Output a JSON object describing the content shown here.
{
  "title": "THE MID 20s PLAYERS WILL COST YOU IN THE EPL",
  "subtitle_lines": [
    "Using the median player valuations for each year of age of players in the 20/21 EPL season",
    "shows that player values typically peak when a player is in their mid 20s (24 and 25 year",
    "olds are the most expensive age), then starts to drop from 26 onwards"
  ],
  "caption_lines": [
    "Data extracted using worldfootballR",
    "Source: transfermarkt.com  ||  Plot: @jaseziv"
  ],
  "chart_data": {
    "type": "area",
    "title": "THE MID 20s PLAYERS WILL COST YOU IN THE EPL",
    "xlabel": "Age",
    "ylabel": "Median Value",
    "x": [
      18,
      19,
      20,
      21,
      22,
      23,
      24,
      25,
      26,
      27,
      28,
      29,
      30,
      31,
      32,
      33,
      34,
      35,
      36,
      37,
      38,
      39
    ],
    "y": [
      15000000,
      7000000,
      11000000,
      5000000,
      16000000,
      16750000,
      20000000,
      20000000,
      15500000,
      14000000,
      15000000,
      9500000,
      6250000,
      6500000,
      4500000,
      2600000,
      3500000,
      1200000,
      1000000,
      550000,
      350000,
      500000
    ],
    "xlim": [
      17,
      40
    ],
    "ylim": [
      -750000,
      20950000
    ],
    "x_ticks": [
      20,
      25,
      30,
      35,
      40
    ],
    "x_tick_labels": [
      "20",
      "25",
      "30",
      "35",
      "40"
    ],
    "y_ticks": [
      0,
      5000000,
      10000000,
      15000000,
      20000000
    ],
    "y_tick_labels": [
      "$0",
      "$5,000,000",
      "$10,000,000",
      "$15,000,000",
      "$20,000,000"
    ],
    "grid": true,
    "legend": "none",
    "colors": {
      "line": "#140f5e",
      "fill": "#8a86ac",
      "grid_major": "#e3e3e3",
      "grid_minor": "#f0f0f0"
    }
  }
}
______
- [WORK REQUIRED]:
Write out all of the records above exactly as they appear.

- [CORRECT RESPONSE]:
Output a JSON object describing the content shown here.
{
  "title": "THE MID 20s PLAYERS WILL COST YOU IN THE EPL",
  "subtitle_lines": [
    "Using the median player valuations for each year of age of players in the 20/21 EPL season",
    "shows that player values typically peak when a player is in their mid 20s (24 and 25 year",
    "olds are the most expensive age), then starts to drop from 26 onwards"
  ],
  "caption_lines": [
    "Data extracted using worldfootballR",
    "Source: transfermarkt.com  ||  Plot: @jaseziv"
  ],
  "chart_data": {
    "type": "area",
    "title": "THE MID 20s PLAYERS WILL COST YOU IN THE EPL",
    "xlabel": "Age",
    "ylabel": "Median Value",
    "x": [
      18,
      19,
      20,
      21,
      22,
      23,
      24,
      25,
      26,
      27,
      28,
      29,
      30,
      31,
      32,
      33,
      34,
      35,
      36,
      37,
      38,
      39
    ],
    "y": [
      15000000,
      7000000,
      11000000,
      5000000,
      16000000,
      16750000,
      20000000,
      20000000,
      15500000,
      14000000,
      15000000,
      9500000,
      6250000,
      6500000,
      4500000,
      2600000,
      3500000,
      1200000,
      1000000,
      550000,
      350000,
      500000
    ],
    "xlim": [
      17,
      40
    ],
    "ylim": [
      -750000,
      20950000
    ],
    "x_ticks": [
      20,
      25,
      30,
      35,
      40
    ],
    "x_tick_labels": [
      "20",
      "25",
      "30",
      "35",
      "40"
    ],
    "y_ticks": [
      0,
      5000000,
      10000000,
      15000000,
      20000000
    ],
    "y_tick_labels": [
      "$0",
      "$5,000,000",
      "$10,000,000",
      "$15,000,000",
      "$20,000,000"
    ],
    "grid": true,
    "legend": "none",
    "colors": {
      "line": "#140f5e",
      "fill": "#8a86ac",
      "grid_major": "#e3e3e3",
      "grid_minor": "#f0f0f0"
    }
  }
}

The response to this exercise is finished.